[OBJECTIVE] Rewrite the material below, replacing every "Valerio Brustia" with "V. Brustia" and leaving everything else unchanged.

━━━━━ EXTRACTED INFORMATION

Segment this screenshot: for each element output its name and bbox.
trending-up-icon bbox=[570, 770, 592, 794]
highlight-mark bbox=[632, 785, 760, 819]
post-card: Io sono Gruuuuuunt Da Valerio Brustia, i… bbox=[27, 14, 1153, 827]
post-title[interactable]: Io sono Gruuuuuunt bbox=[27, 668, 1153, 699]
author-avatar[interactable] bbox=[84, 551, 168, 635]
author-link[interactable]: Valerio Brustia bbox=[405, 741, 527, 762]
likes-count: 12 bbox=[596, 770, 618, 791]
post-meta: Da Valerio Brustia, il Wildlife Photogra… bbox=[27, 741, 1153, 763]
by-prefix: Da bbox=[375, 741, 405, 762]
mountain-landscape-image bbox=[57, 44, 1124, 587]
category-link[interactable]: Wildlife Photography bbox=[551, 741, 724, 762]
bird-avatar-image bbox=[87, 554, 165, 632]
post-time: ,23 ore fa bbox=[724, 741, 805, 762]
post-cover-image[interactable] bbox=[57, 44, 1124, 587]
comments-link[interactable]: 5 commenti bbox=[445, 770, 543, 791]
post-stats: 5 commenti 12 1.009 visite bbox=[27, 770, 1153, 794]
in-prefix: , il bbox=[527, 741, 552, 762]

━━━━━━━━━━

[FULL OUTPUT]
Segment this screenshot: for each element output its name and bbox.
trending-up-icon bbox=[570, 770, 592, 794]
highlight-mark bbox=[632, 785, 760, 819]
post-card: Io sono Gruuuuuunt Da V. Brustia, i… bbox=[27, 14, 1153, 827]
post-title[interactable]: Io sono Gruuuuuunt bbox=[27, 668, 1153, 699]
author-avatar[interactable] bbox=[84, 551, 168, 635]
author-link[interactable]: V. Brustia bbox=[405, 741, 527, 762]
likes-count: 12 bbox=[596, 770, 618, 791]
post-meta: Da V. Brustia, il Wildlife Photogra… bbox=[27, 741, 1153, 763]
by-prefix: Da bbox=[375, 741, 405, 762]
mountain-landscape-image bbox=[57, 44, 1124, 587]
category-link[interactable]: Wildlife Photography bbox=[551, 741, 724, 762]
bird-avatar-image bbox=[87, 554, 165, 632]
post-time: ,23 ore fa bbox=[724, 741, 805, 762]
post-cover-image[interactable] bbox=[57, 44, 1124, 587]
comments-link[interactable]: 5 commenti bbox=[445, 770, 543, 791]
post-stats: 5 commenti 12 1.009 visite bbox=[27, 770, 1153, 794]
in-prefix: , il bbox=[527, 741, 552, 762]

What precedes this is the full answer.